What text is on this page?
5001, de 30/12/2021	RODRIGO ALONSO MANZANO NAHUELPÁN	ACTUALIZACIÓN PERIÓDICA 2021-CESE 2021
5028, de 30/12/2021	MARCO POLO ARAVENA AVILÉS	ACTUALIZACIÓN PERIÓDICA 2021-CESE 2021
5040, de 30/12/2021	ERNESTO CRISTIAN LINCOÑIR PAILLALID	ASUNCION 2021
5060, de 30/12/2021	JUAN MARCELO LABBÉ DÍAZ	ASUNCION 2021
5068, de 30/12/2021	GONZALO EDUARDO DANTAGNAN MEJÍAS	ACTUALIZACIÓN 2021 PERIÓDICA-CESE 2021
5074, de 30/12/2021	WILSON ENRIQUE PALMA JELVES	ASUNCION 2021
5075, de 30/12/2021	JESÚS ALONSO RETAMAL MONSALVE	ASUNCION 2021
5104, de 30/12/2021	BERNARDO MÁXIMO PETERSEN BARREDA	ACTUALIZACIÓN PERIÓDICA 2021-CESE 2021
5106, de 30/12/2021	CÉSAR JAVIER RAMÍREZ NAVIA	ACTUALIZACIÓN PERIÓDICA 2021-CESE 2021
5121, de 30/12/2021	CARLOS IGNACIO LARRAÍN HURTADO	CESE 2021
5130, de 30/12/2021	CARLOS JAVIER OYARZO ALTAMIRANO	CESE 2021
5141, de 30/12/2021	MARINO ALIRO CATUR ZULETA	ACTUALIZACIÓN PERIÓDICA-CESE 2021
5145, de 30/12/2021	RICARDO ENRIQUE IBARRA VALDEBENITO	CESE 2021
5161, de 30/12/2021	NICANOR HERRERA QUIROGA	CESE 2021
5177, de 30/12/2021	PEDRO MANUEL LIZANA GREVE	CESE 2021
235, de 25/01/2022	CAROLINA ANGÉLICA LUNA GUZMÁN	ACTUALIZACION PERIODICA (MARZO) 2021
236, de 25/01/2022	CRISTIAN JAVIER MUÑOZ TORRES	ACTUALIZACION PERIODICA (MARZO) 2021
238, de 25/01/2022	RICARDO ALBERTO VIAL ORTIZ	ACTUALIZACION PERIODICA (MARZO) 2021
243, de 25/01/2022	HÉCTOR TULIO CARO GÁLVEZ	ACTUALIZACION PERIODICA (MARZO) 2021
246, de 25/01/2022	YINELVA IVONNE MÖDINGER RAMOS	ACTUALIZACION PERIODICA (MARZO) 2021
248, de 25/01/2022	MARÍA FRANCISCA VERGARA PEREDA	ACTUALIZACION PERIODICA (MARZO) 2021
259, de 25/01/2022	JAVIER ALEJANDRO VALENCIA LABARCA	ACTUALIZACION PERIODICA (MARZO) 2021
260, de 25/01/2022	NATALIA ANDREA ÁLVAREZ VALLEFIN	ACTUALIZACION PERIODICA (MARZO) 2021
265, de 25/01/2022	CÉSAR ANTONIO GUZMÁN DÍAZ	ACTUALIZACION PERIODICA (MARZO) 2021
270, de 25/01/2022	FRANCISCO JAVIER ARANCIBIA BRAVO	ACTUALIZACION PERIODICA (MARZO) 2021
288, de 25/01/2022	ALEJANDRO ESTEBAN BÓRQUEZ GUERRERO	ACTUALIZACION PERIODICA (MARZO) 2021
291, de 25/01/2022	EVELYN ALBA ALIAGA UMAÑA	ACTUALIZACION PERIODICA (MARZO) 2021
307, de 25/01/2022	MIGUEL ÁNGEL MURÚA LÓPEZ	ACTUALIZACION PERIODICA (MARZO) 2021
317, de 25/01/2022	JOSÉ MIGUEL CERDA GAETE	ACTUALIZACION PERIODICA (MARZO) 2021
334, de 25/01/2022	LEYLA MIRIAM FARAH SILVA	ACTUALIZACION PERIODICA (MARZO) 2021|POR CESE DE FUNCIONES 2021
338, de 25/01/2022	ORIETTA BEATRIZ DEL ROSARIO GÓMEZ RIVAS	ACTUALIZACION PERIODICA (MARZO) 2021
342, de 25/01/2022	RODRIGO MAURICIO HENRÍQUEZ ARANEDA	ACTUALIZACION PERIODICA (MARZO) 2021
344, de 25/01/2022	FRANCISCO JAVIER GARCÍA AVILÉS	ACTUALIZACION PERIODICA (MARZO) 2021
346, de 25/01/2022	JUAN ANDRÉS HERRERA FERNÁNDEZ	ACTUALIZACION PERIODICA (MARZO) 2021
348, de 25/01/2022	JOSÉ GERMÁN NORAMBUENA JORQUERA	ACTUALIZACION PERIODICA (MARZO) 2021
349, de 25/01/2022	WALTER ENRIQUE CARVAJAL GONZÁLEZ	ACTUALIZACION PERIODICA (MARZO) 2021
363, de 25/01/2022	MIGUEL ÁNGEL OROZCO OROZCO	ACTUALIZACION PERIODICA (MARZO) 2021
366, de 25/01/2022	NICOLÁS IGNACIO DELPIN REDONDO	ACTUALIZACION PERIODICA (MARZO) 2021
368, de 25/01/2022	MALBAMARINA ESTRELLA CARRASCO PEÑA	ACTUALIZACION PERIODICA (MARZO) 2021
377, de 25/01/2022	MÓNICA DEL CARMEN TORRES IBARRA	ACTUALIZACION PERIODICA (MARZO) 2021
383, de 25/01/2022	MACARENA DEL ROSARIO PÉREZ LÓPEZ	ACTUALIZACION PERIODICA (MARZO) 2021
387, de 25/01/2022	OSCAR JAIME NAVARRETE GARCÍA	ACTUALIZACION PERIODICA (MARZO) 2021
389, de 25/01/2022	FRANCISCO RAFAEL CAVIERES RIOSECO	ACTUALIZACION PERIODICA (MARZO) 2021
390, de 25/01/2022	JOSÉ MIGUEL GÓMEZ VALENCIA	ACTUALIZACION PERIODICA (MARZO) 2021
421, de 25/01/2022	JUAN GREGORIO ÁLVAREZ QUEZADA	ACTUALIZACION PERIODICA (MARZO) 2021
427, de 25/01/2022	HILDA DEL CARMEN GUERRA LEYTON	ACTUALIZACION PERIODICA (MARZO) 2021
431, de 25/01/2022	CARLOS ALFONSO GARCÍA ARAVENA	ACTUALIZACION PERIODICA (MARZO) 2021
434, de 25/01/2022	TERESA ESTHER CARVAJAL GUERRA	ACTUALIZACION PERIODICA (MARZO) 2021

----------------------------------------

◆ REQUIREMENT
Repeat each entry word for word.

◆ RESPONSE TO THIS EXERCISE
What text is on this page?
5001, de 30/12/2021	RODRIGO ALONSO MANZANO NAHUELPÁN	ACTUALIZACIÓN PERIÓDICA 2021-CESE 2021
5028, de 30/12/2021	MARCO POLO ARAVENA AVILÉS	ACTUALIZACIÓN PERIÓDICA 2021-CESE 2021
5040, de 30/12/2021	ERNESTO CRISTIAN LINCOÑIR PAILLALID	ASUNCION 2021
5060, de 30/12/2021	JUAN MARCELO LABBÉ DÍAZ	ASUNCION 2021
5068, de 30/12/2021	GONZALO EDUARDO DANTAGNAN MEJÍAS	ACTUALIZACIÓN 2021 PERIÓDICA-CESE 2021
5074, de 30/12/2021	WILSON ENRIQUE PALMA JELVES	ASUNCION 2021
5075, de 30/12/2021	JESÚS ALONSO RETAMAL MONSALVE	ASUNCION 2021
5104, de 30/12/2021	BERNARDO MÁXIMO PETERSEN BARREDA	ACTUALIZACIÓN PERIÓDICA 2021-CESE 2021
5106, de 30/12/2021	CÉSAR JAVIER RAMÍREZ NAVIA	ACTUALIZACIÓN PERIÓDICA 2021-CESE 2021
5121, de 30/12/2021	CARLOS IGNACIO LARRAÍN HURTADO	CESE 2021
5130, de 30/12/2021	CARLOS JAVIER OYARZO ALTAMIRANO	CESE 2021
5141, de 30/12/2021	MARINO ALIRO CATUR ZULETA	ACTUALIZACIÓN PERIÓDICA-CESE 2021
5145, de 30/12/2021	RICARDO ENRIQUE IBARRA VALDEBENITO	CESE 2021
5161, de 30/12/2021	NICANOR HERRERA QUIROGA	CESE 2021
5177, de 30/12/2021	PEDRO MANUEL LIZANA GREVE	CESE 2021
235, de 25/01/2022	CAROLINA ANGÉLICA LUNA GUZMÁN	ACTUALIZACION PERIODICA (MARZO) 2021
236, de 25/01/2022	CRISTIAN JAVIER MUÑOZ TORRES	ACTUALIZACION PERIODICA (MARZO) 2021
238, de 25/01/2022	RICARDO ALBERTO VIAL ORTIZ	ACTUALIZACION PERIODICA (MARZO) 2021
243, de 25/01/2022	HÉCTOR TULIO CARO GÁLVEZ	ACTUALIZACION PERIODICA (MARZO) 2021
246, de 25/01/2022	YINELVA IVONNE MÖDINGER RAMOS	ACTUALIZACION PERIODICA (MARZO) 2021
248, de 25/01/2022	MARÍA FRANCISCA VERGARA PEREDA	ACTUALIZACION PERIODICA (MARZO) 2021
259, de 25/01/2022	JAVIER ALEJANDRO VALENCIA LABARCA	ACTUALIZACION PERIODICA (MARZO) 2021
260, de 25/01/2022	NATALIA ANDREA ÁLVAREZ VALLEFIN	ACTUALIZACION PERIODICA (MARZO) 2021
265, de 25/01/2022	CÉSAR ANTONIO GUZMÁN DÍAZ	ACTUALIZACION PERIODICA (MARZO) 2021
270, de 25/01/2022	FRANCISCO JAVIER ARANCIBIA BRAVO	ACTUALIZACION PERIODICA (MARZO) 2021
288, de 25/01/2022	ALEJANDRO ESTEBAN BÓRQUEZ GUERRERO	ACTUALIZACION PERIODICA (MARZO) 2021
291, de 25/01/2022	EVELYN ALBA ALIAGA UMAÑA	ACTUALIZACION PERIODICA (MARZO) 2021
307, de 25/01/2022	MIGUEL ÁNGEL MURÚA LÓPEZ	ACTUALIZACION PERIODICA (MARZO) 2021
317, de 25/01/2022	JOSÉ MIGUEL CERDA GAETE	ACTUALIZACION PERIODICA (MARZO) 2021
334, de 25/01/2022	LEYLA MIRIAM FARAH SILVA	ACTUALIZACION PERIODICA (MARZO) 2021|POR CESE DE FUNCIONES 2021
338, de 25/01/2022	ORIETTA BEATRIZ DEL ROSARIO GÓMEZ RIVAS	ACTUALIZACION PERIODICA (MARZO) 2021
342, de 25/01/2022	RODRIGO MAURICIO HENRÍQUEZ ARANEDA	ACTUALIZACION PERIODICA (MARZO) 2021
344, de 25/01/2022	FRANCISCO JAVIER GARCÍA AVILÉS	ACTUALIZACION PERIODICA (MARZO) 2021
346, de 25/01/2022	JUAN ANDRÉS HERRERA FERNÁNDEZ	ACTUALIZACION PERIODICA (MARZO) 2021
348, de 25/01/2022	JOSÉ GERMÁN NORAMBUENA JORQUERA	ACTUALIZACION PERIODICA (MARZO) 2021
349, de 25/01/2022	WALTER ENRIQUE CARVAJAL GONZÁLEZ	ACTUALIZACION PERIODICA (MARZO) 2021
363, de 25/01/2022	MIGUEL ÁNGEL OROZCO OROZCO	ACTUALIZACION PERIODICA (MARZO) 2021
366, de 25/01/2022	NICOLÁS IGNACIO DELPIN REDONDO	ACTUALIZACION PERIODICA (MARZO) 2021
368, de 25/01/2022	MALBAMARINA ESTRELLA CARRASCO PEÑA	ACTUALIZACION PERIODICA (MARZO) 2021
377, de 25/01/2022	MÓNICA DEL CARMEN TORRES IBARRA	ACTUALIZACION PERIODICA (MARZO) 2021
383, de 25/01/2022	MACARENA DEL ROSARIO PÉREZ LÓPEZ	ACTUALIZACION PERIODICA (MARZO) 2021
387, de 25/01/2022	OSCAR JAIME NAVARRETE GARCÍA	ACTUALIZACION PERIODICA (MARZO) 2021
389, de 25/01/2022	FRANCISCO RAFAEL CAVIERES RIOSECO	ACTUALIZACION PERIODICA (MARZO) 2021
390, de 25/01/2022	JOSÉ MIGUEL GÓMEZ VALENCIA	ACTUALIZACION PERIODICA (MARZO) 2021
421, de 25/01/2022	JUAN GREGORIO ÁLVAREZ QUEZADA	ACTUALIZACION PERIODICA (MARZO) 2021
427, de 25/01/2022	HILDA DEL CARMEN GUERRA LEYTON	ACTUALIZACION PERIODICA (MARZO) 2021
431, de 25/01/2022	CARLOS ALFONSO GARCÍA ARAVENA	ACTUALIZACION PERIODICA (MARZO) 2021
434, de 25/01/2022	TERESA ESTHER CARVAJAL GUERRA	ACTUALIZACION PERIODICA (MARZO) 2021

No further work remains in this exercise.